Assignment:
Wherever a line in the records below contains "Chemical", copy that line.

Exercise input below:

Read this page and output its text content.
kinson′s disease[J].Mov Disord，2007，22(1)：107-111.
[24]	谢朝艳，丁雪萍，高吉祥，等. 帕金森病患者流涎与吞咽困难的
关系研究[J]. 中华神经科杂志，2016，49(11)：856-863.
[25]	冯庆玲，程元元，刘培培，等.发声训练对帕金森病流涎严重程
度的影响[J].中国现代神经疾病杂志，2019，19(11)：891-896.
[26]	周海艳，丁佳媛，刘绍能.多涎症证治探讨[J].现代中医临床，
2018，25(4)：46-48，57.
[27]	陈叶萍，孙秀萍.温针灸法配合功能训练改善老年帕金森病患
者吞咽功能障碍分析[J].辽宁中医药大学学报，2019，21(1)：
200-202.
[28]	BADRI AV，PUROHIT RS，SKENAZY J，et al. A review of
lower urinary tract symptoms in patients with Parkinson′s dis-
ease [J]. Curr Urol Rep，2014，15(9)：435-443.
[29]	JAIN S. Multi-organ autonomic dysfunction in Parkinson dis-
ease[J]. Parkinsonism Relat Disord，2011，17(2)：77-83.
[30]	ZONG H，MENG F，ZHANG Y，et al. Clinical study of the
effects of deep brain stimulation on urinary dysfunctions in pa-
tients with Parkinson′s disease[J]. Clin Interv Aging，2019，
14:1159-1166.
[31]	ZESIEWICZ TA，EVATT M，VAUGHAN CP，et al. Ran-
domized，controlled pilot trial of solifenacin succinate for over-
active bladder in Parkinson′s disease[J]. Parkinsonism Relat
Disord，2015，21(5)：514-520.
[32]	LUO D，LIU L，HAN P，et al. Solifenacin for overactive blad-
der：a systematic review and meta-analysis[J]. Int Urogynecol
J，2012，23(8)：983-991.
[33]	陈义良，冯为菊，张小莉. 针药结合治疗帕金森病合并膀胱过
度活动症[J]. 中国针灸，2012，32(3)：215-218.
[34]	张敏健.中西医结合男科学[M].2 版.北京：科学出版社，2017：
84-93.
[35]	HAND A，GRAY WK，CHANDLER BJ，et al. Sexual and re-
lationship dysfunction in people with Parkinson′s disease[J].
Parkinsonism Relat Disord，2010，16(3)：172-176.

End of Exercise input.
Exercise input below:

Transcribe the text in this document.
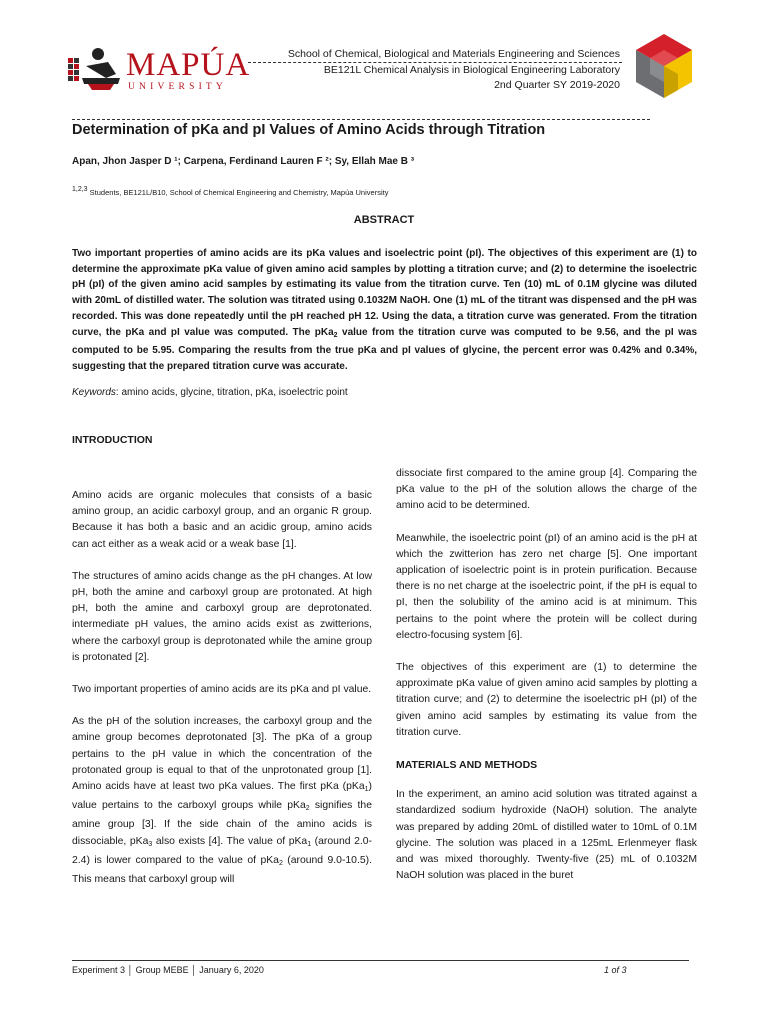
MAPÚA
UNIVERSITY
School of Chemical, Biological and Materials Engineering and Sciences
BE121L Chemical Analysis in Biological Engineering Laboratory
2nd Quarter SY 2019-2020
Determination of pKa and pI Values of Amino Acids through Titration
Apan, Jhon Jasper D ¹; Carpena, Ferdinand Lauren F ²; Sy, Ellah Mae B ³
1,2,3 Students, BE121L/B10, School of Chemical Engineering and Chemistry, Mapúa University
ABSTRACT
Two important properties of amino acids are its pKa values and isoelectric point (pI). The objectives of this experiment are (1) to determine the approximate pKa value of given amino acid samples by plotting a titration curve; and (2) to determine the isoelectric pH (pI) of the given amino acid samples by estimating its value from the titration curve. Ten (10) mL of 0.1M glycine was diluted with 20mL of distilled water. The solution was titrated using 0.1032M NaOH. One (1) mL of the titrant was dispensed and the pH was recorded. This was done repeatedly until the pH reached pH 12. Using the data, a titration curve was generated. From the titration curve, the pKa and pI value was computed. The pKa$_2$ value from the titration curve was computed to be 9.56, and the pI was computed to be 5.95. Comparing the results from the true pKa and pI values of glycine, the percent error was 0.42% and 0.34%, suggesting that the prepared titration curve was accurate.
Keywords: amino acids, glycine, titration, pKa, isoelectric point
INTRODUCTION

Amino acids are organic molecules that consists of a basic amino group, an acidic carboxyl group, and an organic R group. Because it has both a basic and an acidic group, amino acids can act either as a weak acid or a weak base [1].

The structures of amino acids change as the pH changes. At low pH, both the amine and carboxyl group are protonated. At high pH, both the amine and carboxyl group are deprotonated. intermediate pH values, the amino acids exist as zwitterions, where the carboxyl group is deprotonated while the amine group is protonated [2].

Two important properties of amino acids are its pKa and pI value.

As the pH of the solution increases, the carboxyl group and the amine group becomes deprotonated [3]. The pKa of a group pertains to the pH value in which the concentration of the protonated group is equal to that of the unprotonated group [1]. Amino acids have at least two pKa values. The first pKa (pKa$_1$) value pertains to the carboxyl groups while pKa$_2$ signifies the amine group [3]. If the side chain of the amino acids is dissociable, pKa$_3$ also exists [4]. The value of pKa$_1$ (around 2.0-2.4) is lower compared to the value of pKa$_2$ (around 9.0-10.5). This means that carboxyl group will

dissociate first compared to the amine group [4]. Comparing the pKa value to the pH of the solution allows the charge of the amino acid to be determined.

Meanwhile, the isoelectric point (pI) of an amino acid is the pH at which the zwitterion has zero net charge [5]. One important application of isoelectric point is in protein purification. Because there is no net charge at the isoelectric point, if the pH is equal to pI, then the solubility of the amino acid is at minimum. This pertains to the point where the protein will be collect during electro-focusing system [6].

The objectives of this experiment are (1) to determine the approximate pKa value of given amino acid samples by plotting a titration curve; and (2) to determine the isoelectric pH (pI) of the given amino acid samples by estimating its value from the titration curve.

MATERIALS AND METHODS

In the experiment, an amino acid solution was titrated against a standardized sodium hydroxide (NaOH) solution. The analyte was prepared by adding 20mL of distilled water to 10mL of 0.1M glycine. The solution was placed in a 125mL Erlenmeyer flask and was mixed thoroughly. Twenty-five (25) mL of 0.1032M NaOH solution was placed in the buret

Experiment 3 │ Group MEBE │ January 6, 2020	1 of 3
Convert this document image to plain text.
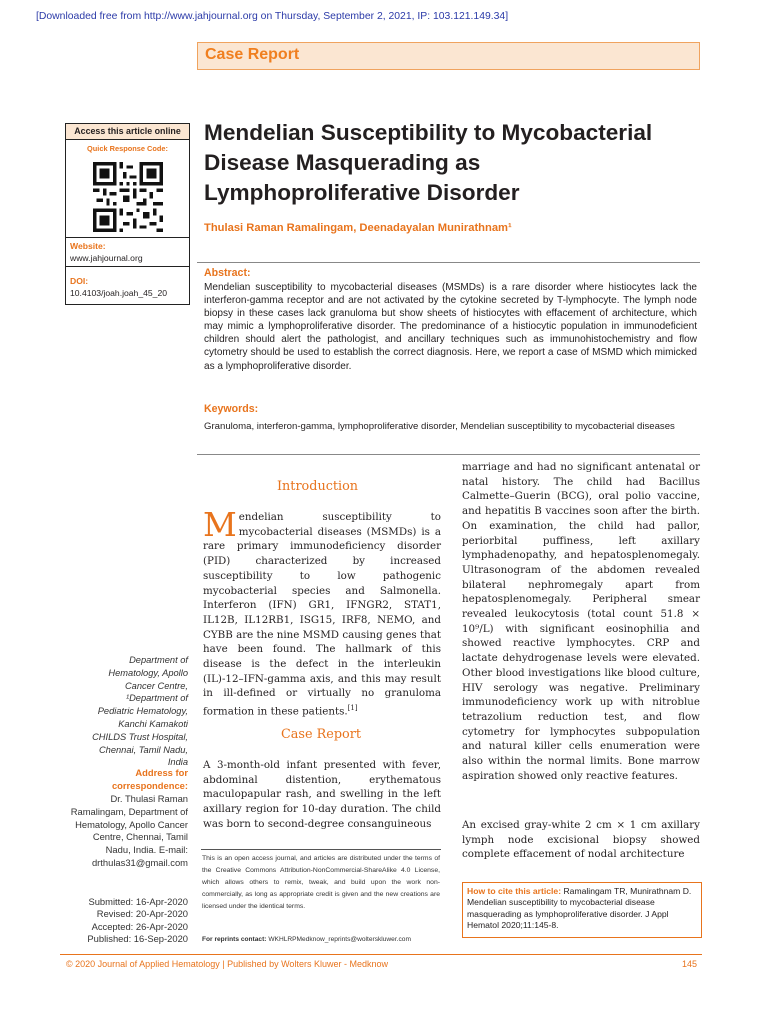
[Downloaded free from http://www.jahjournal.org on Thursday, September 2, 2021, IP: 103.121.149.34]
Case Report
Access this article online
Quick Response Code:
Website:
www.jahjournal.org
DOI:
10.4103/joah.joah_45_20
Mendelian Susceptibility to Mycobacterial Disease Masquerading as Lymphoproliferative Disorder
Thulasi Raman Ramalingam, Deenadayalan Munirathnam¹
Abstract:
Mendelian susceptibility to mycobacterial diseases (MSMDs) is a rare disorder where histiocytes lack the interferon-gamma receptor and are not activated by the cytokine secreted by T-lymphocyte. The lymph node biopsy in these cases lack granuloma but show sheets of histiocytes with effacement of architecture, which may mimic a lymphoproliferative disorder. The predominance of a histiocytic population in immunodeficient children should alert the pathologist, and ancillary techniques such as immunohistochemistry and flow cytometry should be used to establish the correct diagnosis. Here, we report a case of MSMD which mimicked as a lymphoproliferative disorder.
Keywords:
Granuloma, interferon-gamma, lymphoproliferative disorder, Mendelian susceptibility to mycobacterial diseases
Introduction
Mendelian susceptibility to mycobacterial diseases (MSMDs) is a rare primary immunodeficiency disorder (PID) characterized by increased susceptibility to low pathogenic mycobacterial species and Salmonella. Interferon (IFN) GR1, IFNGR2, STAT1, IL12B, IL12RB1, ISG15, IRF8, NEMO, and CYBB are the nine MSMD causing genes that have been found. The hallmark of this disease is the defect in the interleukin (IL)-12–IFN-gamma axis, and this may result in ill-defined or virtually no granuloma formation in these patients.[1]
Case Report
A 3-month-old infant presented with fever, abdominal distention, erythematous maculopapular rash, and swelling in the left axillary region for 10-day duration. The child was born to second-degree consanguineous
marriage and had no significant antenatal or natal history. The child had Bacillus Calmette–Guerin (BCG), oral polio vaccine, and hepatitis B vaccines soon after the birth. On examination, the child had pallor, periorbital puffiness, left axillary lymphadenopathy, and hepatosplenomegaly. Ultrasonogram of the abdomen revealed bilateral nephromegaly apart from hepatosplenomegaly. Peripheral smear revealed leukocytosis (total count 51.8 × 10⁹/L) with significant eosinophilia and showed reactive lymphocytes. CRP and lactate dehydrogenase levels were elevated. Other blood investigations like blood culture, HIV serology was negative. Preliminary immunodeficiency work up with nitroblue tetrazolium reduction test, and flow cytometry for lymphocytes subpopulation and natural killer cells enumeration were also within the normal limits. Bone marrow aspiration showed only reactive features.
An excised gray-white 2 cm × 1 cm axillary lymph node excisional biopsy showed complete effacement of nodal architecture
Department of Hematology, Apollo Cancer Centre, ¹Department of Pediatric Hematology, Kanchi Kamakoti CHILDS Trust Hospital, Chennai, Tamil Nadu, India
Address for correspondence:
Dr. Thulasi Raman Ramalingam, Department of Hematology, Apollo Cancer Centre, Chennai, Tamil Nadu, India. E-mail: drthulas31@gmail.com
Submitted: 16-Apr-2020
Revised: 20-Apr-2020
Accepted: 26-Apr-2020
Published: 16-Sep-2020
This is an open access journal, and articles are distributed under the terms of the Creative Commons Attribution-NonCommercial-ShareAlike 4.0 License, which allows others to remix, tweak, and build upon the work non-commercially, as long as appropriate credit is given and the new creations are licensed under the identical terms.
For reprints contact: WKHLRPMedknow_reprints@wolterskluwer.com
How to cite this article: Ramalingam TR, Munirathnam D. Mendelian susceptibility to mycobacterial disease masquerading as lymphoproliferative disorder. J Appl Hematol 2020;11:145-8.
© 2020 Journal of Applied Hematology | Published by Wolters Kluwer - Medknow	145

End of Exercise input.

Answer to the exercise:
School of Chemical, Biological and Materials Engineering and Sciences
BE121L Chemical Analysis in Biological Engineering Laboratory
1,2,3 Students, BE121L/B10, School of Chemical Engineering and Chemistry, Mapúa University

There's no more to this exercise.